─── DATA RECORDS

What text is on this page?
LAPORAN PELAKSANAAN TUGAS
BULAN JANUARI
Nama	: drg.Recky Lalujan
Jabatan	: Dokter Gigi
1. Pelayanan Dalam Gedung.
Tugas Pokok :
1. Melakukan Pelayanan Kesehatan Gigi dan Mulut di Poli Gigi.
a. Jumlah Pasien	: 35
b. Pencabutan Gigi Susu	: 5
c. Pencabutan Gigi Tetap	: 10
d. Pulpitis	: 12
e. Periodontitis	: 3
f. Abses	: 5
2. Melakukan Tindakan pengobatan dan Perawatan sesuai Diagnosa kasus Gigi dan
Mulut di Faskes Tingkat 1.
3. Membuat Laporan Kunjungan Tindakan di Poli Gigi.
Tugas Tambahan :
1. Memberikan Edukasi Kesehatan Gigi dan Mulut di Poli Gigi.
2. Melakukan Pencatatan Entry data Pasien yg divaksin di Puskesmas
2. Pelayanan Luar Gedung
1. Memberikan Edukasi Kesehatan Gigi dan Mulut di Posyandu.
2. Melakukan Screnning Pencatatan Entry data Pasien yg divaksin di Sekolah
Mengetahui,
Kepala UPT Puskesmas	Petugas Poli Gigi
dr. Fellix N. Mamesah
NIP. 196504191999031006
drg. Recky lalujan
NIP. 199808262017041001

──────

Extract each line from the listing above, please, and repeat it exactly.

What text is on this page?
LAPORAN PELAKSANAAN TUGAS
BULAN JANUARI
Nama	: drg.Recky Lalujan
Jabatan	: Dokter Gigi
1. Pelayanan Dalam Gedung.
Tugas Pokok :
1. Melakukan Pelayanan Kesehatan Gigi dan Mulut di Poli Gigi.
a. Jumlah Pasien	: 35
b. Pencabutan Gigi Susu	: 5
c. Pencabutan Gigi Tetap	: 10
d. Pulpitis	: 12
e. Periodontitis	: 3
f. Abses	: 5
2. Melakukan Tindakan pengobatan dan Perawatan sesuai Diagnosa kasus Gigi dan
Mulut di Faskes Tingkat 1.
3. Membuat Laporan Kunjungan Tindakan di Poli Gigi.
Tugas Tambahan :
1. Memberikan Edukasi Kesehatan Gigi dan Mulut di Poli Gigi.
2. Melakukan Pencatatan Entry data Pasien yg divaksin di Puskesmas
2. Pelayanan Luar Gedung
1. Memberikan Edukasi Kesehatan Gigi dan Mulut di Posyandu.
2. Melakukan Screnning Pencatatan Entry data Pasien yg divaksin di Sekolah
Mengetahui,
Kepala UPT Puskesmas	Petugas Poli Gigi
dr. Fellix N. Mamesah
NIP. 196504191999031006
drg. Recky lalujan
NIP. 199808262017041001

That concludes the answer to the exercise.